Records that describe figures

□ □ □ □ □

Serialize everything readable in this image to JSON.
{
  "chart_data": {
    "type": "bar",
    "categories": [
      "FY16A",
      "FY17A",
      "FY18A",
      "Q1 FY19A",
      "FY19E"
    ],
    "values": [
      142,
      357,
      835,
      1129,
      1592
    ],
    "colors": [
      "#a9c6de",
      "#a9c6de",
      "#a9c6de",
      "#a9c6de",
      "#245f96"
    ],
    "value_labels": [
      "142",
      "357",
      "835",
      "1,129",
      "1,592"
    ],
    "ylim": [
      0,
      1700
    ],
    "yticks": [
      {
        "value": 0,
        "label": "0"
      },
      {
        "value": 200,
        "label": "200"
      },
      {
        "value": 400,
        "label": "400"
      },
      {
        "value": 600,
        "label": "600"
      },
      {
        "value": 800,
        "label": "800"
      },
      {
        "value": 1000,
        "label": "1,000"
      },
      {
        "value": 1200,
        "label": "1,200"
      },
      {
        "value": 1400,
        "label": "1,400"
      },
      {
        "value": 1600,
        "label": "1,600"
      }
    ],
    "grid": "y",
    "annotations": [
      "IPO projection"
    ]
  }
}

□ □ □ □ □

_REQUIREMENT_
Write out every line from the records above, word for word.

_TASK OUTPUT_
Serialize everything readable in this image to JSON.
{
  "chart_data": {
    "type": "bar",
    "categories": [
      "FY16A",
      "FY17A",
      "FY18A",
      "Q1 FY19A",
      "FY19E"
    ],
    "values": [
      142,
      357,
      835,
      1129,
      1592
    ],
    "colors": [
      "#a9c6de",
      "#a9c6de",
      "#a9c6de",
      "#a9c6de",
      "#245f96"
    ],
    "value_labels": [
      "142",
      "357",
      "835",
      "1,129",
      "1,592"
    ],
    "ylim": [
      0,
      1700
    ],
    "yticks": [
      {
        "value": 0,
        "label": "0"
      },
      {
        "value": 200,
        "label": "200"
      },
      {
        "value": 400,
        "label": "400"
      },
      {
        "value": 600,
        "label": "600"
      },
      {
        "value": 800,
        "label": "800"
      },
      {
        "value": 1000,
        "label": "1,000"
      },
      {
        "value": 1200,
        "label": "1,200"
      },
      {
        "value": 1400,
        "label": "1,400"
      },
      {
        "value": 1600,
        "label": "1,600"
      }
    ],
    "grid": "y",
    "annotations": [
      "IPO projection"
    ]
  }
}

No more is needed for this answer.